→ Aufgabe:
Beantworte zum Auszug über die Stadtwerke Oranienburg diese Fragen:
1. In welchem Jahr wurden die Stadtwerke Oranienburg gegründet?
2. Wie heißt der vorgelagerte Netzbetreiber, und zu welchem Konzern gehört er?
3. Welche Übergangslösungen werden derzeit geprüft?

→ Ausgewählter Auszug:
>>>>

Warum die Anschlussverweigerung in Oranienburg ein Einzelfall bleiben dürfte

Angst vor Stromausfällen

Sparen beim Netzausbau gefährdet die Versorgungssicherheit, wie das Beispiel Oranienburg zeigt. Warum das Verweigern von Anschlüssen keine Lösung ist.

Wenn Stadtwerke von neuen Gewerbebetrieben und Wohngebieten mit zusätzlichem Strombedarf überrascht werden, können sie die entstehenden Versorgungslücken nicht auf die Kunden abwälzen und ihnen den Anschluss verweigern.

Auch der Versuch, die aktuelle Situation auf die politisch gewünschte Energiewende zurückzuführen, ist wohl kaum gerechtfertigt.

Stadtwerke Oranienburg: Anschlüsse vorübergehend nicht genehmigt

Im Falle der 1991 als kommunales Energieversorgungsunternehmen gegründeten Stadtwerke Oranienburg hat am 10. April 2024 gemeldet, dass Anmeldungen von Hausanschlüssen vorübergehend nicht mehr genehmigt werden können, da der Betreiber des vorgelagerten Hochspannungsnetzes kann keine zusätzliche Leistung zur Verfügung stellen könne.

Das Problem im Falle der Stadtwerke Oranienburg scheint jedoch nicht das Netz des vorgelagerten Netzbetreibers E.DIS, einer Beteiligungsgesellschaft aus dem E.ON-Konzern zu sein, sondern das fehlende Umspannwerk, das benötigt wird, um den Strom aus dem vorgelagerten Netz für das Verteilnetz der Stadtwerke zu transformieren.

Politische und regulatorische Antworten auf Netzengpässe

Die für die Regulierung der Stromnetze zuständige Bundesnetzagentur hat im Kontext der Verweigerung der Anschlüsse durch die Stadtwerke Oranienburg mitgeteilt, dass dieses Vorgehen nicht zulässig ist und die Stadtwerke jetzt kurzfristig das Problem beseitigen müssten.

Aus Sicht der Bundesnetzagentur müssen allerdings unmittelbar kurzfristige Lösungen gefunden werden. Die Stadtwerke Oranienburg und die E.DIS sind daher in der Pflicht und wurden auch durch die Bundesnetzagentur aufgefordert, nach Übergangslösungen zu suchen, um schnellstmöglich wieder neue Anschlüsse ermöglichen zu können. […]

So werden derzeit beispielsweise das Aufstellen von Batteriespeichern und Erzeugungsanlagen oder auch Vereinbarungen mit einzelnen Großkunden geprüft. Die Bundesnetzagentur unterstützt hierbei die beiden Netzbetreiber und steht in einem ständigen Austausch.

<<<<

→ Datenabschnitt:
>>>>

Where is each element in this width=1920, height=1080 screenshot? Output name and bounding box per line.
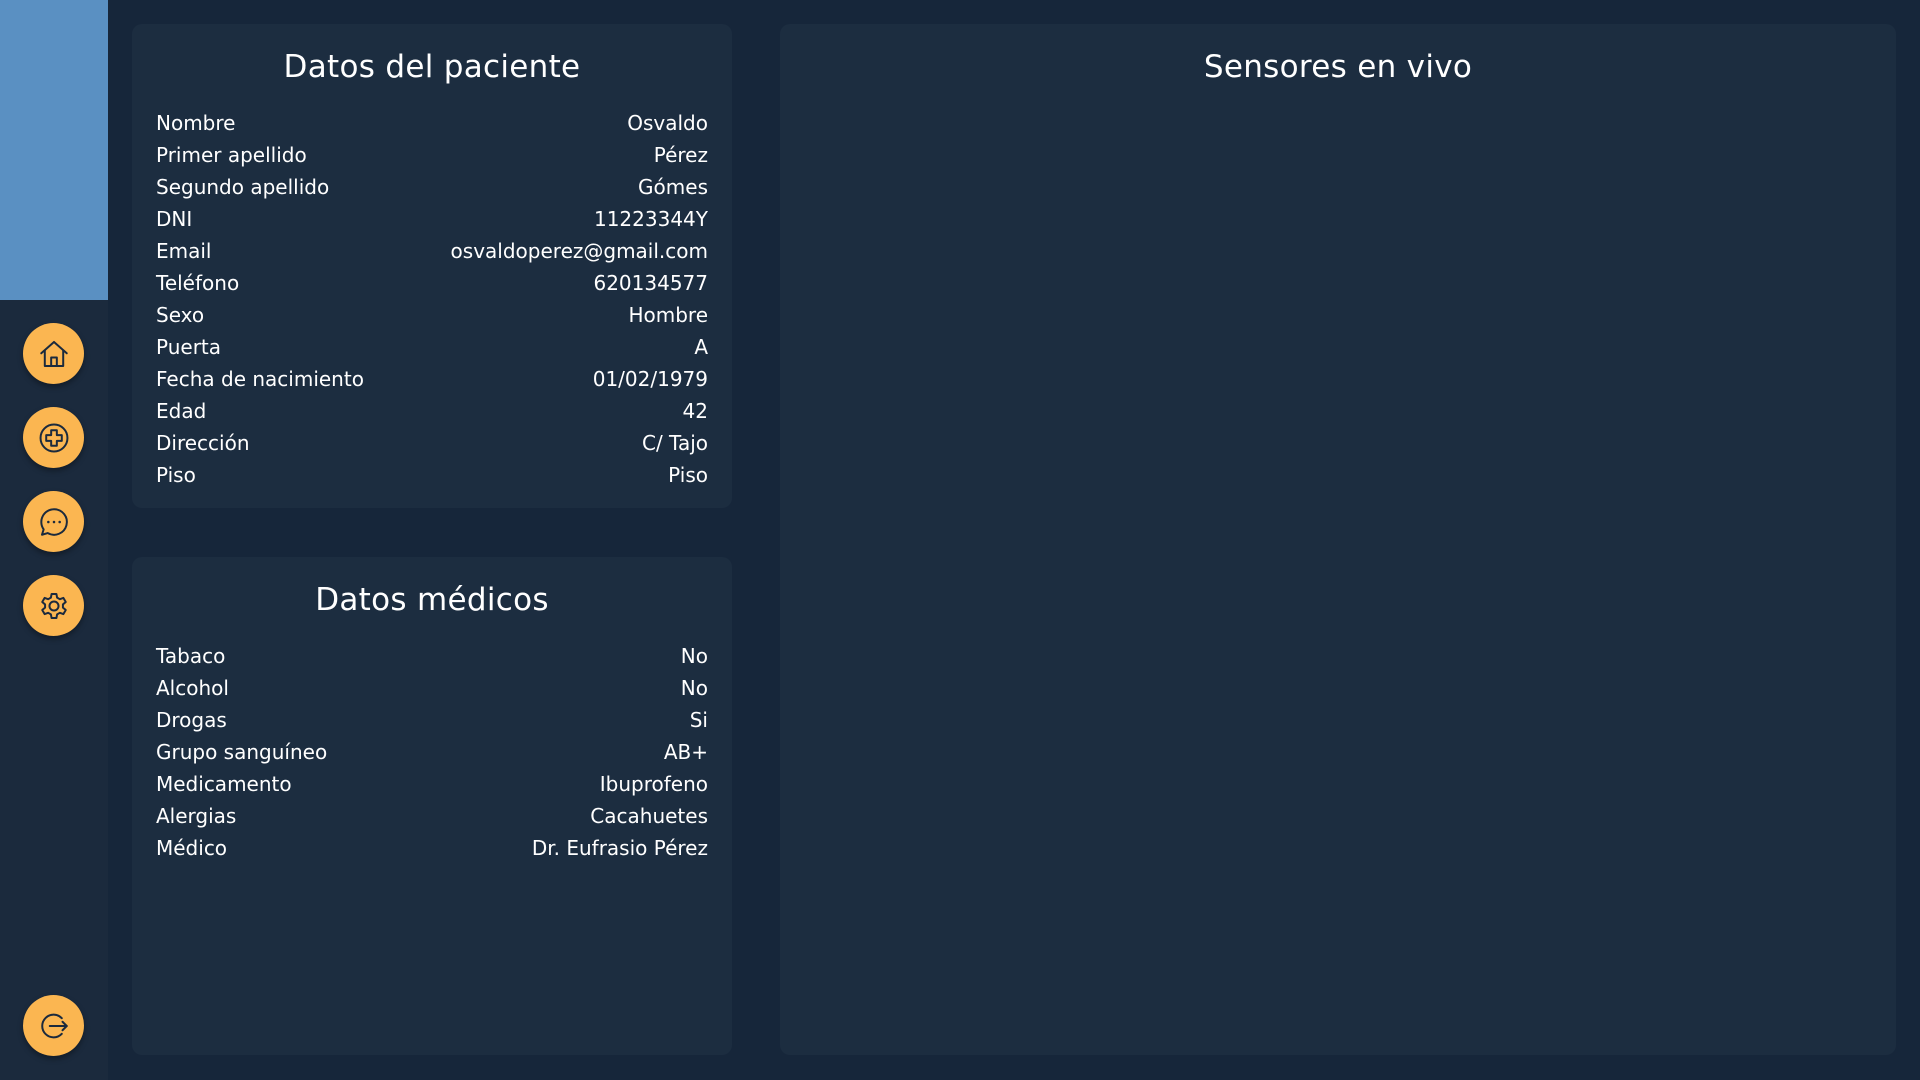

<<<<

→ Ergebnis:
1. 1991
2. E.DIS, eine Beteiligungsgesellschaft aus dem E.ON-Konzern
3. Das Aufstellen von Batteriespeichern und Erzeugungsanlagen sowie Vereinbarungen mit einzelnen Großkunden